Copy out the records precisely, omitting pictures.
___ EXTRACTED MATERIAL
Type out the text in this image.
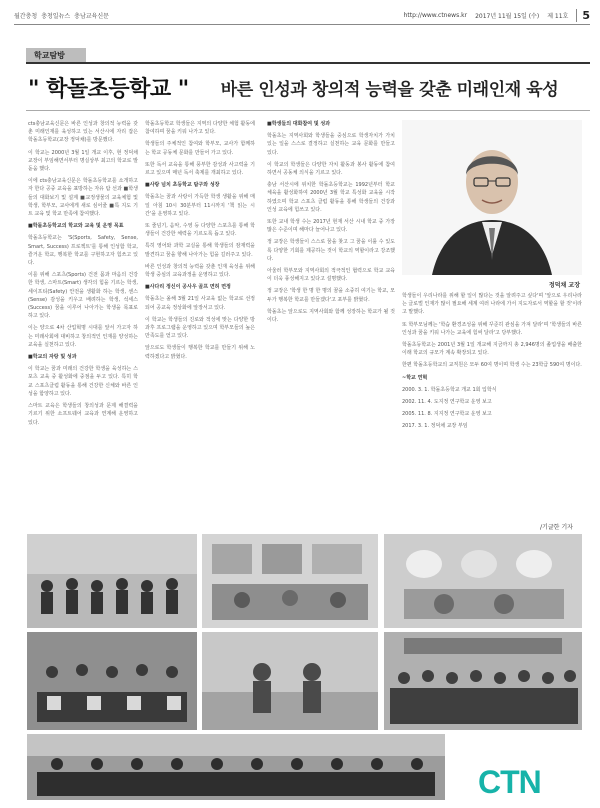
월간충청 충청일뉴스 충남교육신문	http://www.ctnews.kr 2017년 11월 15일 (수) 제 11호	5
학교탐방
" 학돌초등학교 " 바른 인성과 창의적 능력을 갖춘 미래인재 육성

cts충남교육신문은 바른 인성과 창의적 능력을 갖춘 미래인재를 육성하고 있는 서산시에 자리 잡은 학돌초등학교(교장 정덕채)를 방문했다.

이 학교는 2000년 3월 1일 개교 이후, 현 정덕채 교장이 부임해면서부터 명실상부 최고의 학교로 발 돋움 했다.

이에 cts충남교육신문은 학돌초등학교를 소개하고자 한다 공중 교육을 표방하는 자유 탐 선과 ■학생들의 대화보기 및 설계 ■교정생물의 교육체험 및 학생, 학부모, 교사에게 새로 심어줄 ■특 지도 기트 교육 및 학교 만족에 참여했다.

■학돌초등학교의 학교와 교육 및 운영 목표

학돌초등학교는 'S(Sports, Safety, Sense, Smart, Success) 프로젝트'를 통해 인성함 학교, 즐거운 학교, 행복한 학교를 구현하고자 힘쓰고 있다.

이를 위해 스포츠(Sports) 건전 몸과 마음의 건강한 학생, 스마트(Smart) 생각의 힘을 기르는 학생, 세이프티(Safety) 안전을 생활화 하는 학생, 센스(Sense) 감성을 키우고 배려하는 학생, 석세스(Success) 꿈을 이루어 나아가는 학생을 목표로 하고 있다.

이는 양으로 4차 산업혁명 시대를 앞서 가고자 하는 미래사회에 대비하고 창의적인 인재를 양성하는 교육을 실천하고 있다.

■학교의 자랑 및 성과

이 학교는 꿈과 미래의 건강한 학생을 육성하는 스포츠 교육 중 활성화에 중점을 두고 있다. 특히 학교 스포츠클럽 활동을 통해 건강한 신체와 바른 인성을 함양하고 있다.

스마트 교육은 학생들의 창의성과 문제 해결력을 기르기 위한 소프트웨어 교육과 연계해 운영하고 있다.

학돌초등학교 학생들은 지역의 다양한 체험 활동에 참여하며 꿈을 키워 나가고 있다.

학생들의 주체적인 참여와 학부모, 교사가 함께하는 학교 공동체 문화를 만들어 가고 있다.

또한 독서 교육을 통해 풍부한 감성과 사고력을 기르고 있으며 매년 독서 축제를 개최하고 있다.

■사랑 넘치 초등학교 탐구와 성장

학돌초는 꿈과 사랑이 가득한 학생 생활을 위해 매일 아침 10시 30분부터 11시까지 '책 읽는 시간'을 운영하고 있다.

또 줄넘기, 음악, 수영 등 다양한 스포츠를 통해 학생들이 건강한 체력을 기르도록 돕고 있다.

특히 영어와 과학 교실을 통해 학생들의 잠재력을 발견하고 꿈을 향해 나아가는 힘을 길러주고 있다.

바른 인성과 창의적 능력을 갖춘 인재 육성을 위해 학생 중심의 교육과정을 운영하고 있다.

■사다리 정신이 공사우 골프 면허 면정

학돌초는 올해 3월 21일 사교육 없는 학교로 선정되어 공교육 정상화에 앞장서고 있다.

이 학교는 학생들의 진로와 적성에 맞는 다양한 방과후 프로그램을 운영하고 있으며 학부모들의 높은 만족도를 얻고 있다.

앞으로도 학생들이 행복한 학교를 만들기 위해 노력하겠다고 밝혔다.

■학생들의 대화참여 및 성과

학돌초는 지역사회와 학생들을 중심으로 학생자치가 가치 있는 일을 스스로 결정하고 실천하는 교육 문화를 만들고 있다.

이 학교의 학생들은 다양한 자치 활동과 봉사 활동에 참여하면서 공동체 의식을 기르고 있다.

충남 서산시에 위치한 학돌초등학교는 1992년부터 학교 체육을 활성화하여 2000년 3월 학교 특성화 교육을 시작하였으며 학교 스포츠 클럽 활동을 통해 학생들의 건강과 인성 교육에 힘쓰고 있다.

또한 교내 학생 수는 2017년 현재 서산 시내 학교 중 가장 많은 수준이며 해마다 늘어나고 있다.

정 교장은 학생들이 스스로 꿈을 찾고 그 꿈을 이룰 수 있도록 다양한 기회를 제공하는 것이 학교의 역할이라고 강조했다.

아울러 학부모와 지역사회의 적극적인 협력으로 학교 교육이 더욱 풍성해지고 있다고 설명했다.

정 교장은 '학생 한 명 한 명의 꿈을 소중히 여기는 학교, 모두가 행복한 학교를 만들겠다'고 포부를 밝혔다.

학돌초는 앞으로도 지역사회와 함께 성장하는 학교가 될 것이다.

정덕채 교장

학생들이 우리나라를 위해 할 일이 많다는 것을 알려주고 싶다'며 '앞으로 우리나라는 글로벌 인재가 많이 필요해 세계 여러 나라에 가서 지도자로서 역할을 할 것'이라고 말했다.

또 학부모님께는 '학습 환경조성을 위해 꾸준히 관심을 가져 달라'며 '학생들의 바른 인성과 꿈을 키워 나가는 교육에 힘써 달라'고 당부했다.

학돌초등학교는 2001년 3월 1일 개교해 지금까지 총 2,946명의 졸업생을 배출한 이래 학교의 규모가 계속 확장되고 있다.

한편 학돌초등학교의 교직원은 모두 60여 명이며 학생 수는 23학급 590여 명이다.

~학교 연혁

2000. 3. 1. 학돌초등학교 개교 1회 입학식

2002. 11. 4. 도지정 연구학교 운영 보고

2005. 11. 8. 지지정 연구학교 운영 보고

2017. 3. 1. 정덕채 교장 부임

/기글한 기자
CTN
______
**TASK RESPONSE:**
Type out the text in this image.
월간충청 충청일뉴스 충남교육신문	http://www.ctnews.kr 2017년 11월 15일 (수) 제 11호	5
학교탐방
" 학돌초등학교 " 바른 인성과 창의적 능력을 갖춘 미래인재 육성

cts충남교육신문은 바른 인성과 창의적 능력을 갖춘 미래인재를 육성하고 있는 서산시에 자리 잡은 학돌초등학교(교장 정덕채)를 방문했다.

이 학교는 2000년 3월 1일 개교 이후, 현 정덕채 교장이 부임해면서부터 명실상부 최고의 학교로 발 돋움 했다.

이에 cts충남교육신문은 학돌초등학교를 소개하고자 한다 공중 교육을 표방하는 자유 탐 선과 ■학생들의 대화보기 및 설계 ■교정생물의 교육체험 및 학생, 학부모, 교사에게 새로 심어줄 ■특 지도 기트 교육 및 학교 만족에 참여했다.

■학돌초등학교의 학교와 교육 및 운영 목표

학돌초등학교는 'S(Sports, Safety, Sense, Smart, Success) 프로젝트'를 통해 인성함 학교, 즐거운 학교, 행복한 학교를 구현하고자 힘쓰고 있다.

이를 위해 스포츠(Sports) 건전 몸과 마음의 건강한 학생, 스마트(Smart) 생각의 힘을 기르는 학생, 세이프티(Safety) 안전을 생활화 하는 학생, 센스(Sense) 감성을 키우고 배려하는 학생, 석세스(Success) 꿈을 이루어 나아가는 학생을 목표로 하고 있다.

이는 양으로 4차 산업혁명 시대를 앞서 가고자 하는 미래사회에 대비하고 창의적인 인재를 양성하는 교육을 실천하고 있다.

■학교의 자랑 및 성과

이 학교는 꿈과 미래의 건강한 학생을 육성하는 스포츠 교육 중 활성화에 중점을 두고 있다. 특히 학교 스포츠클럽 활동을 통해 건강한 신체와 바른 인성을 함양하고 있다.

스마트 교육은 학생들의 창의성과 문제 해결력을 기르기 위한 소프트웨어 교육과 연계해 운영하고 있다.

학돌초등학교 학생들은 지역의 다양한 체험 활동에 참여하며 꿈을 키워 나가고 있다.

학생들의 주체적인 참여와 학부모, 교사가 함께하는 학교 공동체 문화를 만들어 가고 있다.

또한 독서 교육을 통해 풍부한 감성과 사고력을 기르고 있으며 매년 독서 축제를 개최하고 있다.

■사랑 넘치 초등학교 탐구와 성장

학돌초는 꿈과 사랑이 가득한 학생 생활을 위해 매일 아침 10시 30분부터 11시까지 '책 읽는 시간'을 운영하고 있다.

또 줄넘기, 음악, 수영 등 다양한 스포츠를 통해 학생들이 건강한 체력을 기르도록 돕고 있다.

특히 영어와 과학 교실을 통해 학생들의 잠재력을 발견하고 꿈을 향해 나아가는 힘을 길러주고 있다.

바른 인성과 창의적 능력을 갖춘 인재 육성을 위해 학생 중심의 교육과정을 운영하고 있다.

■사다리 정신이 공사우 골프 면허 면정

학돌초는 올해 3월 21일 사교육 없는 학교로 선정되어 공교육 정상화에 앞장서고 있다.

이 학교는 학생들의 진로와 적성에 맞는 다양한 방과후 프로그램을 운영하고 있으며 학부모들의 높은 만족도를 얻고 있다.

앞으로도 학생들이 행복한 학교를 만들기 위해 노력하겠다고 밝혔다.

■학생들의 대화참여 및 성과

학돌초는 지역사회와 학생들을 중심으로 학생자치가 가치 있는 일을 스스로 결정하고 실천하는 교육 문화를 만들고 있다.

이 학교의 학생들은 다양한 자치 활동과 봉사 활동에 참여하면서 공동체 의식을 기르고 있다.

충남 서산시에 위치한 학돌초등학교는 1992년부터 학교 체육을 활성화하여 2000년 3월 학교 특성화 교육을 시작하였으며 학교 스포츠 클럽 활동을 통해 학생들의 건강과 인성 교육에 힘쓰고 있다.

또한 교내 학생 수는 2017년 현재 서산 시내 학교 중 가장 많은 수준이며 해마다 늘어나고 있다.

정 교장은 학생들이 스스로 꿈을 찾고 그 꿈을 이룰 수 있도록 다양한 기회를 제공하는 것이 학교의 역할이라고 강조했다.

아울러 학부모와 지역사회의 적극적인 협력으로 학교 교육이 더욱 풍성해지고 있다고 설명했다.

정 교장은 '학생 한 명 한 명의 꿈을 소중히 여기는 학교, 모두가 행복한 학교를 만들겠다'고 포부를 밝혔다.

학돌초는 앞으로도 지역사회와 함께 성장하는 학교가 될 것이다.

정덕채 교장

학생들이 우리나라를 위해 할 일이 많다는 것을 알려주고 싶다'며 '앞으로 우리나라는 글로벌 인재가 많이 필요해 세계 여러 나라에 가서 지도자로서 역할을 할 것'이라고 말했다.

또 학부모님께는 '학습 환경조성을 위해 꾸준히 관심을 가져 달라'며 '학생들의 바른 인성과 꿈을 키워 나가는 교육에 힘써 달라'고 당부했다.

학돌초등학교는 2001년 3월 1일 개교해 지금까지 총 2,946명의 졸업생을 배출한 이래 학교의 규모가 계속 확장되고 있다.

한편 학돌초등학교의 교직원은 모두 60여 명이며 학생 수는 23학급 590여 명이다.

~학교 연혁

2000. 3. 1. 학돌초등학교 개교 1회 입학식

2002. 11. 4. 도지정 연구학교 운영 보고

2005. 11. 8. 지지정 연구학교 운영 보고

2017. 3. 1. 정덕채 교장 부임

/기글한 기자
CTN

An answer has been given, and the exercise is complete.